> _Aim_:
Output the data below in full, character for character.
==================================================
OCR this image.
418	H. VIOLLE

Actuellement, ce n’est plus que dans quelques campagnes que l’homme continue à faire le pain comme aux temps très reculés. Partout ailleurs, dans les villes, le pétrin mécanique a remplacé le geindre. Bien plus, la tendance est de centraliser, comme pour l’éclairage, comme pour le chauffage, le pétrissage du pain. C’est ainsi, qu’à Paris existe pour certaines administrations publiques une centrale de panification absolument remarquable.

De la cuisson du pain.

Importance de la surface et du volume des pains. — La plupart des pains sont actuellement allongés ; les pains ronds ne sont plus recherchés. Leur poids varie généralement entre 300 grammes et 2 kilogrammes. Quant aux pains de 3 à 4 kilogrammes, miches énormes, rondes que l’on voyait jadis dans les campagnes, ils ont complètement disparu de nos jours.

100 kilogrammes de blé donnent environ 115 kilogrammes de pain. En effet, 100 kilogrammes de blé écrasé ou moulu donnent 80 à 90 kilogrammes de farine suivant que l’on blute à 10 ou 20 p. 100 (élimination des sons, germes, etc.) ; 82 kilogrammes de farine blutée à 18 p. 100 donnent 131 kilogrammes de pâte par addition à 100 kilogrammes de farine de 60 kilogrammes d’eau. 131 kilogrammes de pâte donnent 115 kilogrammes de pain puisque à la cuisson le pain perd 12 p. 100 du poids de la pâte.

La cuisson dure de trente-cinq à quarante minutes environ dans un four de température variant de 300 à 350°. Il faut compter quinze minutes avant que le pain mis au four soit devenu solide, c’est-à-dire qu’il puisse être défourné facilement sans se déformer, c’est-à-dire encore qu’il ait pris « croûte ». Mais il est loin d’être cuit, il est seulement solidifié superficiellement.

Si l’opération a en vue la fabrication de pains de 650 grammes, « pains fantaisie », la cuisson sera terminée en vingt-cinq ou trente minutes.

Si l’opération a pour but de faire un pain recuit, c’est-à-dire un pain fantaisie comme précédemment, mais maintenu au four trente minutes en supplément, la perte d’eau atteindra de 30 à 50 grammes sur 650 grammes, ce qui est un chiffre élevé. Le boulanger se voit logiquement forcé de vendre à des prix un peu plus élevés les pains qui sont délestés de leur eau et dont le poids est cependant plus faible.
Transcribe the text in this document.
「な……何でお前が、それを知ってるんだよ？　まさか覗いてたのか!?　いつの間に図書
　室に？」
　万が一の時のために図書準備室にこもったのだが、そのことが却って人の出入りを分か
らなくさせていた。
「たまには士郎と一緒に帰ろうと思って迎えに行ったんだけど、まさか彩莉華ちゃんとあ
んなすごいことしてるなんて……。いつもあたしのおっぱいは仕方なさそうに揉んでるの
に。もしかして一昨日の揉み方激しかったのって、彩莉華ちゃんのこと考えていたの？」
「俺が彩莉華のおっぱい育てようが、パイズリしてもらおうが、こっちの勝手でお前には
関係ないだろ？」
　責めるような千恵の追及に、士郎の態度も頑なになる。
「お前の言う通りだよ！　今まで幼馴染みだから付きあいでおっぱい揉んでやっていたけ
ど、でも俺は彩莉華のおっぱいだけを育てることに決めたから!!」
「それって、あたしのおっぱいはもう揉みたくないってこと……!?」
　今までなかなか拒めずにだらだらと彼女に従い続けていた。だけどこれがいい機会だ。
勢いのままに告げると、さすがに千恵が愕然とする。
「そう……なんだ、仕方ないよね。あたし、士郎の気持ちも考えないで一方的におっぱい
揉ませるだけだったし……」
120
==================================================
> _Written solution_:
OCR this image.
418	H. VIOLLE

Actuellement, ce n’est plus que dans quelques campagnes que l’homme continue à faire le pain comme aux temps très reculés. Partout ailleurs, dans les villes, le pétrin mécanique a remplacé le geindre. Bien plus, la tendance est de centraliser, comme pour l’éclairage, comme pour le chauffage, le pétrissage du pain. C’est ainsi, qu’à Paris existe pour certaines administrations publiques une centrale de panification absolument remarquable.

De la cuisson du pain.

Importance de la surface et du volume des pains. — La plupart des pains sont actuellement allongés ; les pains ronds ne sont plus recherchés. Leur poids varie généralement entre 300 grammes et 2 kilogrammes. Quant aux pains de 3 à 4 kilogrammes, miches énormes, rondes que l’on voyait jadis dans les campagnes, ils ont complètement disparu de nos jours.

100 kilogrammes de blé donnent environ 115 kilogrammes de pain. En effet, 100 kilogrammes de blé écrasé ou moulu donnent 80 à 90 kilogrammes de farine suivant que l’on blute à 10 ou 20 p. 100 (élimination des sons, germes, etc.) ; 82 kilogrammes de farine blutée à 18 p. 100 donnent 131 kilogrammes de pâte par addition à 100 kilogrammes de farine de 60 kilogrammes d’eau. 131 kilogrammes de pâte donnent 115 kilogrammes de pain puisque à la cuisson le pain perd 12 p. 100 du poids de la pâte.

La cuisson dure de trente-cinq à quarante minutes environ dans un four de température variant de 300 à 350°. Il faut compter quinze minutes avant que le pain mis au four soit devenu solide, c’est-à-dire qu’il puisse être défourné facilement sans se déformer, c’est-à-dire encore qu’il ait pris « croûte ». Mais il est loin d’être cuit, il est seulement solidifié superficiellement.

Si l’opération a en vue la fabrication de pains de 650 grammes, « pains fantaisie », la cuisson sera terminée en vingt-cinq ou trente minutes.

Si l’opération a pour but de faire un pain recuit, c’est-à-dire un pain fantaisie comme précédemment, mais maintenu au four trente minutes en supplément, la perte d’eau atteindra de 30 à 50 grammes sur 650 grammes, ce qui est un chiffre élevé. Le boulanger se voit logiquement forcé de vendre à des prix un peu plus élevés les pains qui sont délestés de leur eau et dont le poids est cependant plus faible.
Transcribe the text in this document.
「な……何でお前が、それを知ってるんだよ？　まさか覗いてたのか!?　いつの間に図書
　室に？」
　万が一の時のために図書準備室にこもったのだが、そのことが却って人の出入りを分か
らなくさせていた。
「たまには士郎と一緒に帰ろうと思って迎えに行ったんだけど、まさか彩莉華ちゃんとあ
んなすごいことしてるなんて……。いつもあたしのおっぱいは仕方なさそうに揉んでるの
に。もしかして一昨日の揉み方激しかったのって、彩莉華ちゃんのこと考えていたの？」
「俺が彩莉華のおっぱい育てようが、パイズリしてもらおうが、こっちの勝手でお前には
関係ないだろ？」
　責めるような千恵の追及に、士郎の態度も頑なになる。
「お前の言う通りだよ！　今まで幼馴染みだから付きあいでおっぱい揉んでやっていたけ
ど、でも俺は彩莉華のおっぱいだけを育てることに決めたから!!」
「それって、あたしのおっぱいはもう揉みたくないってこと……!?」
　今までなかなか拒めずにだらだらと彼女に従い続けていた。だけどこれがいい機会だ。
勢いのままに告げると、さすがに千恵が愕然とする。
「そう……なんだ、仕方ないよね。あたし、士郎の気持ちも考えないで一方的におっぱい
揉ませるだけだったし……」
120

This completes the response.